Given task: Set down all of the data exactly as it appears.

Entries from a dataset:
▬▬▬

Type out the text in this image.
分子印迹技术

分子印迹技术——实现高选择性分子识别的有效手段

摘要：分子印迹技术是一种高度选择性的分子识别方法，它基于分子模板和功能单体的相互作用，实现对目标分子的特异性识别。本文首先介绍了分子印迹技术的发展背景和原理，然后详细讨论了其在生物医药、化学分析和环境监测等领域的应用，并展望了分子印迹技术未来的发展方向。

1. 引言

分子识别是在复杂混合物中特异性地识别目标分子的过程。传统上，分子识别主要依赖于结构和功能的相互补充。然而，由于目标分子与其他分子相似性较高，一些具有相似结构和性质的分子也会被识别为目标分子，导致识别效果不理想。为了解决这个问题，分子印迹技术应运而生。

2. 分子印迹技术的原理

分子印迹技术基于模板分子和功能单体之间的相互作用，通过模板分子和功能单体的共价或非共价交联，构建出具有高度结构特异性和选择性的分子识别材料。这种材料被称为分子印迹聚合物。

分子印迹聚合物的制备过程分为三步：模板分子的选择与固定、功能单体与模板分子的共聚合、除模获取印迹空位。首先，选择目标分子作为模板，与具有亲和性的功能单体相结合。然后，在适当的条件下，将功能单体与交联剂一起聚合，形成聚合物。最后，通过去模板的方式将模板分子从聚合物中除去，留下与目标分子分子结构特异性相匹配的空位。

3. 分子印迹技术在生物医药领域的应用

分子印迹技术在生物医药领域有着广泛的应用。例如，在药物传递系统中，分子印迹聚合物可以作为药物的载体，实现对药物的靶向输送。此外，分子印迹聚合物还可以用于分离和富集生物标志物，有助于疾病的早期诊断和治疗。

▬▬▬

Response to this exercise:
Type out the text in this image.
分子印迹技术

分子印迹技术——实现高选择性分子识别的有效手段

摘要：分子印迹技术是一种高度选择性的分子识别方法，它基于分子模板和功能单体的相互作用，实现对目标分子的特异性识别。本文首先介绍了分子印迹技术的发展背景和原理，然后详细讨论了其在生物医药、化学分析和环境监测等领域的应用，并展望了分子印迹技术未来的发展方向。

1. 引言

分子识别是在复杂混合物中特异性地识别目标分子的过程。传统上，分子识别主要依赖于结构和功能的相互补充。然而，由于目标分子与其他分子相似性较高，一些具有相似结构和性质的分子也会被识别为目标分子，导致识别效果不理想。为了解决这个问题，分子印迹技术应运而生。

2. 分子印迹技术的原理

分子印迹技术基于模板分子和功能单体之间的相互作用，通过模板分子和功能单体的共价或非共价交联，构建出具有高度结构特异性和选择性的分子识别材料。这种材料被称为分子印迹聚合物。

分子印迹聚合物的制备过程分为三步：模板分子的选择与固定、功能单体与模板分子的共聚合、除模获取印迹空位。首先，选择目标分子作为模板，与具有亲和性的功能单体相结合。然后，在适当的条件下，将功能单体与交联剂一起聚合，形成聚合物。最后，通过去模板的方式将模板分子从聚合物中除去，留下与目标分子分子结构特异性相匹配的空位。

3. 分子印迹技术在生物医药领域的应用

分子印迹技术在生物医药领域有着广泛的应用。例如，在药物传递系统中，分子印迹聚合物可以作为药物的载体，实现对药物的靶向输送。此外，分子印迹聚合物还可以用于分离和富集生物标志物，有助于疾病的早期诊断和治疗。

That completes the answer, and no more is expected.